--- Records provided ---
______________________________
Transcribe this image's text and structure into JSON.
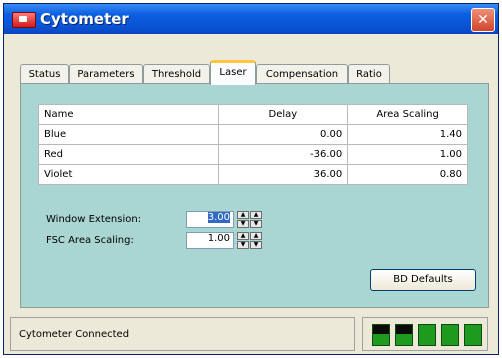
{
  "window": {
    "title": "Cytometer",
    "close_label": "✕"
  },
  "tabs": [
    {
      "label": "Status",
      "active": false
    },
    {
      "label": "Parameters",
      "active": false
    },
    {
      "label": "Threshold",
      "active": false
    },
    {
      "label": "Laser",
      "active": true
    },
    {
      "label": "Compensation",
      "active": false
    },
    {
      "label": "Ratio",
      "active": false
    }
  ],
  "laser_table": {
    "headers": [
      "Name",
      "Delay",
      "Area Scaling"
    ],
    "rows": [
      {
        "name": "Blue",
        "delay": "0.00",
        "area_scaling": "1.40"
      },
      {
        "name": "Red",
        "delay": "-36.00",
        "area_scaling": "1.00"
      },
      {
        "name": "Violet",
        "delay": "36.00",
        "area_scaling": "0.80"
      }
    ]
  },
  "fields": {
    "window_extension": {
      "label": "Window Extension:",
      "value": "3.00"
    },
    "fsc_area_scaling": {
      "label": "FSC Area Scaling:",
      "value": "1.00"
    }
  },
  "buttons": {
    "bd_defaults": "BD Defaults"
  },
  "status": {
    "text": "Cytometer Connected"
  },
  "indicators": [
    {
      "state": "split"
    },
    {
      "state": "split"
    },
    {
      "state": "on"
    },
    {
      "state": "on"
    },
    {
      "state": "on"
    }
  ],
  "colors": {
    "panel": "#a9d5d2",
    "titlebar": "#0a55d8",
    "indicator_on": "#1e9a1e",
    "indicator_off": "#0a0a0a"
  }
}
______________________________
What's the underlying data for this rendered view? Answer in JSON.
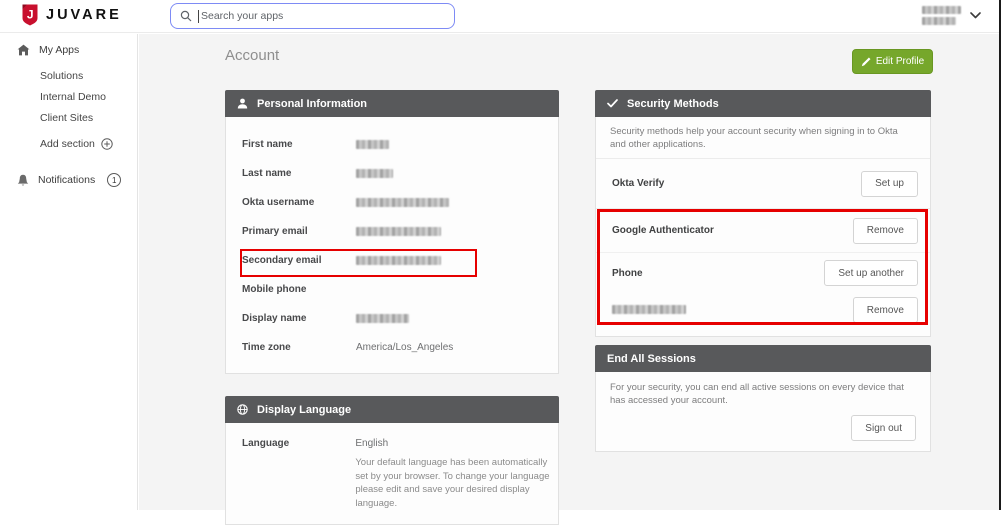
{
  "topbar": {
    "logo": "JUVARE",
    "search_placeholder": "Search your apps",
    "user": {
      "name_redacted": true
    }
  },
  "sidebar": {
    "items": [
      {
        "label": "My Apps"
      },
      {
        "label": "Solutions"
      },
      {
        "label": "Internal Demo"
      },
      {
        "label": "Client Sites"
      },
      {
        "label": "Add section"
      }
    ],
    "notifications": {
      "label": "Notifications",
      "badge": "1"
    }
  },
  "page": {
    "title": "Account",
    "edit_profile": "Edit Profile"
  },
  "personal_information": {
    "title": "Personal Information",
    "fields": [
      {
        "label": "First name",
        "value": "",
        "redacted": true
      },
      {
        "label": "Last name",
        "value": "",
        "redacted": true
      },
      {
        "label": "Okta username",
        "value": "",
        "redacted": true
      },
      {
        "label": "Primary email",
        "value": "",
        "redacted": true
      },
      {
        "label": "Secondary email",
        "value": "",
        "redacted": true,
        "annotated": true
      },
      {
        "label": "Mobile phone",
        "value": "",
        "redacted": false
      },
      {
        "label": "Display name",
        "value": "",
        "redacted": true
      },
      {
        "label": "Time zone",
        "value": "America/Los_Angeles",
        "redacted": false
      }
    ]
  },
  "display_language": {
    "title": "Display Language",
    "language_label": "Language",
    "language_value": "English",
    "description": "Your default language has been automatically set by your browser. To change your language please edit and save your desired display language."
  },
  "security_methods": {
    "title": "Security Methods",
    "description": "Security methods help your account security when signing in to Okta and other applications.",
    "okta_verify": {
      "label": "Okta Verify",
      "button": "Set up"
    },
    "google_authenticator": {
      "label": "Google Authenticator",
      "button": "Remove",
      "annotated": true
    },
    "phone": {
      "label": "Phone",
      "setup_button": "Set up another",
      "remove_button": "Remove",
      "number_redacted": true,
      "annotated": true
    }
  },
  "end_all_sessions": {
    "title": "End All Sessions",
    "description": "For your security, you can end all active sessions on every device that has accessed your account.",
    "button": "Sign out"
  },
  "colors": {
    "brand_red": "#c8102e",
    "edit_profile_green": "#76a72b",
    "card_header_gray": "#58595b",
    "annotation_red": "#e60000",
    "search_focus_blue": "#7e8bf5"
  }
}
______________________________
--- What the exercise asks ---
Indicate how many lines of the material contain the string "this", giving the number and nothing more.

--- Final result ---
2